**REQUEST:**
The entire listing is to be repeated verbatim.

Extracted data entries:
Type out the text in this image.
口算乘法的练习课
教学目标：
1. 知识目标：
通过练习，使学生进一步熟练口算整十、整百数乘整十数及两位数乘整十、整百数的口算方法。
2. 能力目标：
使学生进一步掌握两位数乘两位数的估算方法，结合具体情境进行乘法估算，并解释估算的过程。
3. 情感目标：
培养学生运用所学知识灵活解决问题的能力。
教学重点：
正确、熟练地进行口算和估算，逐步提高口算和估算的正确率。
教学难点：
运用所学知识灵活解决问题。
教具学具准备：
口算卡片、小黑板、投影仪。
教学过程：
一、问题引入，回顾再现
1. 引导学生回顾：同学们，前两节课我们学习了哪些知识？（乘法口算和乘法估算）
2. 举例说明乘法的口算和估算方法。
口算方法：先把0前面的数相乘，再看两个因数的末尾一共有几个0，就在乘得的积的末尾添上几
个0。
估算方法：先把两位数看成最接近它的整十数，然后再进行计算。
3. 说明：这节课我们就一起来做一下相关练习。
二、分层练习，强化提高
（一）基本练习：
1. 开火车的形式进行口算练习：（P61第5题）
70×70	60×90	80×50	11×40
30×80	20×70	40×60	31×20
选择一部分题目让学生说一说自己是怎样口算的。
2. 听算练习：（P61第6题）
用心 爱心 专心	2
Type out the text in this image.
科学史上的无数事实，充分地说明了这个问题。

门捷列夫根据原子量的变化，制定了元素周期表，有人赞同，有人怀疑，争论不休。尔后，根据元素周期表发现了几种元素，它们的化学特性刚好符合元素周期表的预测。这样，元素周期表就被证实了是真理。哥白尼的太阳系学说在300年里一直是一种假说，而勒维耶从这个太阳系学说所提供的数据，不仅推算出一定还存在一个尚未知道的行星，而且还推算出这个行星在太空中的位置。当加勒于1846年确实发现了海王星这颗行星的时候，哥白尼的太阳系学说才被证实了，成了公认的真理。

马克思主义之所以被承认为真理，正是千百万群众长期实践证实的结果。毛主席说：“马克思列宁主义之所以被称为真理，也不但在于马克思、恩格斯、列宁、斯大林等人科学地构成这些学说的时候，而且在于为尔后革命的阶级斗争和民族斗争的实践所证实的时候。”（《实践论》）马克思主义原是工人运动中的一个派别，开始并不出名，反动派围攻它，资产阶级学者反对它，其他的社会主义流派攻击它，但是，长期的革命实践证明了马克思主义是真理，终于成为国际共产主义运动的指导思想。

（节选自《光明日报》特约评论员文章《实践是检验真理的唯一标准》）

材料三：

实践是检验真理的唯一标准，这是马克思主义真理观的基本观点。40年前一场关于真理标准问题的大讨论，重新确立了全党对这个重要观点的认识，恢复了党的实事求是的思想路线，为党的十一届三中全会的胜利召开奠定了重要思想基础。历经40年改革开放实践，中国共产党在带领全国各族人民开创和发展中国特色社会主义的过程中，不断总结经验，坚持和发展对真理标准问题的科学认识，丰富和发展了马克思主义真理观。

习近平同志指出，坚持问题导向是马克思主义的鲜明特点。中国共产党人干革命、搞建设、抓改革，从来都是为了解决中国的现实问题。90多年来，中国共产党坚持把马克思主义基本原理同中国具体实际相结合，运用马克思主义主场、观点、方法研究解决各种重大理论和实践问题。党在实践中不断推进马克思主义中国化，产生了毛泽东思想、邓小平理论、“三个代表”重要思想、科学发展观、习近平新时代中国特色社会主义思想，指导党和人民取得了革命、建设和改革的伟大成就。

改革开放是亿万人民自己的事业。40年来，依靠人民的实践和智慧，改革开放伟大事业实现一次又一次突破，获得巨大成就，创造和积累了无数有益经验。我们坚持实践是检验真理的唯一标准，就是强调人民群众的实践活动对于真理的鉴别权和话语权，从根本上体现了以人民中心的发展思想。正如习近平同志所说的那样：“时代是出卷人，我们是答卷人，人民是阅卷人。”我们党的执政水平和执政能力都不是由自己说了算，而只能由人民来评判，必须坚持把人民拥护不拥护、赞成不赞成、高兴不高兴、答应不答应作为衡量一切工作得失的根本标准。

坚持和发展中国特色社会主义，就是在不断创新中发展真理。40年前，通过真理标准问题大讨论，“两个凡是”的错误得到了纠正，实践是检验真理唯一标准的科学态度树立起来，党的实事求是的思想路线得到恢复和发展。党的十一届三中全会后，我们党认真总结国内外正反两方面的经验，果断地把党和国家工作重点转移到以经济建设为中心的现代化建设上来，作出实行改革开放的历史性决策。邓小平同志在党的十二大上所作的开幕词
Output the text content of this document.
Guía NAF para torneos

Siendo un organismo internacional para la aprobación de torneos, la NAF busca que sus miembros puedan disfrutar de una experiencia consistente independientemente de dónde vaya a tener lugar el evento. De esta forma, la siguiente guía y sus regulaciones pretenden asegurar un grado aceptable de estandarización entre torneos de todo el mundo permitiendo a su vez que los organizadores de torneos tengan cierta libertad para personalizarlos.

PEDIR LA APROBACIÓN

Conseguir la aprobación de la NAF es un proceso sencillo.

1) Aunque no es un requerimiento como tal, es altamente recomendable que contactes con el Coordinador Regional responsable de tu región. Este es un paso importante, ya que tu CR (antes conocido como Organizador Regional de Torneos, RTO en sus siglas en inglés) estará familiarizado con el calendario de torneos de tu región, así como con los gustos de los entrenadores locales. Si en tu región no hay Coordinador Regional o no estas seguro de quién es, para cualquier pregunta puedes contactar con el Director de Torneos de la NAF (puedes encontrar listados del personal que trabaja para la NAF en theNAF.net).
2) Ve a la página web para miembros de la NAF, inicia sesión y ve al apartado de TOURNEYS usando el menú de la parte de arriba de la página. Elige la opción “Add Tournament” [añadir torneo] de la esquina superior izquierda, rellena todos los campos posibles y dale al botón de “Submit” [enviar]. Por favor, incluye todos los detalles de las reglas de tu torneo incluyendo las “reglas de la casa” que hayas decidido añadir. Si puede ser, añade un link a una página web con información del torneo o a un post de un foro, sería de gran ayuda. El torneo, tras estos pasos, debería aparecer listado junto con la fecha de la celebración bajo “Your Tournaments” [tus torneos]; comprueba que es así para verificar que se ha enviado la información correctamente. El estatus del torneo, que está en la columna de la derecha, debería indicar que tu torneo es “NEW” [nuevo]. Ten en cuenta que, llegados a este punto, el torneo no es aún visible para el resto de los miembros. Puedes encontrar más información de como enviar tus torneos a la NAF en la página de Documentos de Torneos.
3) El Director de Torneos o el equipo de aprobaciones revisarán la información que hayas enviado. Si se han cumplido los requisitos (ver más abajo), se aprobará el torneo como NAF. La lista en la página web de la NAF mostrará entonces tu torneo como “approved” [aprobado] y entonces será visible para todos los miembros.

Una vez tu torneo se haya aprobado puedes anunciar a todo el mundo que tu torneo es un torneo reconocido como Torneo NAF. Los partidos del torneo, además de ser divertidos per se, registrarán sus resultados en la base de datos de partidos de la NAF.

**PROBLEM SOLUTION:**
Type out the text in this image.
口算乘法的练习课
教学目标：
1. 知识目标：
通过练习，使学生进一步熟练口算整十、整百数乘整十数及两位数乘整十、整百数的口算方法。
2. 能力目标：
使学生进一步掌握两位数乘两位数的估算方法，结合具体情境进行乘法估算，并解释估算的过程。
3. 情感目标：
培养学生运用所学知识灵活解决问题的能力。
教学重点：
正确、熟练地进行口算和估算，逐步提高口算和估算的正确率。
教学难点：
运用所学知识灵活解决问题。
教具学具准备：
口算卡片、小黑板、投影仪。
教学过程：
一、问题引入，回顾再现
1. 引导学生回顾：同学们，前两节课我们学习了哪些知识？（乘法口算和乘法估算）
2. 举例说明乘法的口算和估算方法。
口算方法：先把0前面的数相乘，再看两个因数的末尾一共有几个0，就在乘得的积的末尾添上几
个0。
估算方法：先把两位数看成最接近它的整十数，然后再进行计算。
3. 说明：这节课我们就一起来做一下相关练习。
二、分层练习，强化提高
（一）基本练习：
1. 开火车的形式进行口算练习：（P61第5题）
70×70	60×90	80×50	11×40
30×80	20×70	40×60	31×20
选择一部分题目让学生说一说自己是怎样口算的。
2. 听算练习：（P61第6题）
用心 爱心 专心	2
Type out the text in this image.
科学史上的无数事实，充分地说明了这个问题。

门捷列夫根据原子量的变化，制定了元素周期表，有人赞同，有人怀疑，争论不休。尔后，根据元素周期表发现了几种元素，它们的化学特性刚好符合元素周期表的预测。这样，元素周期表就被证实了是真理。哥白尼的太阳系学说在300年里一直是一种假说，而勒维耶从这个太阳系学说所提供的数据，不仅推算出一定还存在一个尚未知道的行星，而且还推算出这个行星在太空中的位置。当加勒于1846年确实发现了海王星这颗行星的时候，哥白尼的太阳系学说才被证实了，成了公认的真理。

马克思主义之所以被承认为真理，正是千百万群众长期实践证实的结果。毛主席说：“马克思列宁主义之所以被称为真理，也不但在于马克思、恩格斯、列宁、斯大林等人科学地构成这些学说的时候，而且在于为尔后革命的阶级斗争和民族斗争的实践所证实的时候。”（《实践论》）马克思主义原是工人运动中的一个派别，开始并不出名，反动派围攻它，资产阶级学者反对它，其他的社会主义流派攻击它，但是，长期的革命实践证明了马克思主义是真理，终于成为国际共产主义运动的指导思想。

（节选自《光明日报》特约评论员文章《实践是检验真理的唯一标准》）

材料三：

实践是检验真理的唯一标准，这是马克思主义真理观的基本观点。40年前一场关于真理标准问题的大讨论，重新确立了全党对这个重要观点的认识，恢复了党的实事求是的思想路线，为党的十一届三中全会的胜利召开奠定了重要思想基础。历经40年改革开放实践，中国共产党在带领全国各族人民开创和发展中国特色社会主义的过程中，不断总结经验，坚持和发展对真理标准问题的科学认识，丰富和发展了马克思主义真理观。

习近平同志指出，坚持问题导向是马克思主义的鲜明特点。中国共产党人干革命、搞建设、抓改革，从来都是为了解决中国的现实问题。90多年来，中国共产党坚持把马克思主义基本原理同中国具体实际相结合，运用马克思主义主场、观点、方法研究解决各种重大理论和实践问题。党在实践中不断推进马克思主义中国化，产生了毛泽东思想、邓小平理论、“三个代表”重要思想、科学发展观、习近平新时代中国特色社会主义思想，指导党和人民取得了革命、建设和改革的伟大成就。

改革开放是亿万人民自己的事业。40年来，依靠人民的实践和智慧，改革开放伟大事业实现一次又一次突破，获得巨大成就，创造和积累了无数有益经验。我们坚持实践是检验真理的唯一标准，就是强调人民群众的实践活动对于真理的鉴别权和话语权，从根本上体现了以人民中心的发展思想。正如习近平同志所说的那样：“时代是出卷人，我们是答卷人，人民是阅卷人。”我们党的执政水平和执政能力都不是由自己说了算，而只能由人民来评判，必须坚持把人民拥护不拥护、赞成不赞成、高兴不高兴、答应不答应作为衡量一切工作得失的根本标准。

坚持和发展中国特色社会主义，就是在不断创新中发展真理。40年前，通过真理标准问题大讨论，“两个凡是”的错误得到了纠正，实践是检验真理唯一标准的科学态度树立起来，党的实事求是的思想路线得到恢复和发展。党的十一届三中全会后，我们党认真总结国内外正反两方面的经验，果断地把党和国家工作重点转移到以经济建设为中心的现代化建设上来，作出实行改革开放的历史性决策。邓小平同志在党的十二大上所作的开幕词
Output the text content of this document.
Guía NAF para torneos

Siendo un organismo internacional para la aprobación de torneos, la NAF busca que sus miembros puedan disfrutar de una experiencia consistente independientemente de dónde vaya a tener lugar el evento. De esta forma, la siguiente guía y sus regulaciones pretenden asegurar un grado aceptable de estandarización entre torneos de todo el mundo permitiendo a su vez que los organizadores de torneos tengan cierta libertad para personalizarlos.

PEDIR LA APROBACIÓN

Conseguir la aprobación de la NAF es un proceso sencillo.

1) Aunque no es un requerimiento como tal, es altamente recomendable que contactes con el Coordinador Regional responsable de tu región. Este es un paso importante, ya que tu CR (antes conocido como Organizador Regional de Torneos, RTO en sus siglas en inglés) estará familiarizado con el calendario de torneos de tu región, así como con los gustos de los entrenadores locales. Si en tu región no hay Coordinador Regional o no estas seguro de quién es, para cualquier pregunta puedes contactar con el Director de Torneos de la NAF (puedes encontrar listados del personal que trabaja para la NAF en theNAF.net).
2) Ve a la página web para miembros de la NAF, inicia sesión y ve al apartado de TOURNEYS usando el menú de la parte de arriba de la página. Elige la opción “Add Tournament” [añadir torneo] de la esquina superior izquierda, rellena todos los campos posibles y dale al botón de “Submit” [enviar]. Por favor, incluye todos los detalles de las reglas de tu torneo incluyendo las “reglas de la casa” que hayas decidido añadir. Si puede ser, añade un link a una página web con información del torneo o a un post de un foro, sería de gran ayuda. El torneo, tras estos pasos, debería aparecer listado junto con la fecha de la celebración bajo “Your Tournaments” [tus torneos]; comprueba que es así para verificar que se ha enviado la información correctamente. El estatus del torneo, que está en la columna de la derecha, debería indicar que tu torneo es “NEW” [nuevo]. Ten en cuenta que, llegados a este punto, el torneo no es aún visible para el resto de los miembros. Puedes encontrar más información de como enviar tus torneos a la NAF en la página de Documentos de Torneos.
3) El Director de Torneos o el equipo de aprobaciones revisarán la información que hayas enviado. Si se han cumplido los requisitos (ver más abajo), se aprobará el torneo como NAF. La lista en la página web de la NAF mostrará entonces tu torneo como “approved” [aprobado] y entonces será visible para todos los miembros.

Una vez tu torneo se haya aprobado puedes anunciar a todo el mundo que tu torneo es un torneo reconocido como Torneo NAF. Los partidos del torneo, además de ser divertidos per se, registrarán sus resultados en la base de datos de partidos de la NAF.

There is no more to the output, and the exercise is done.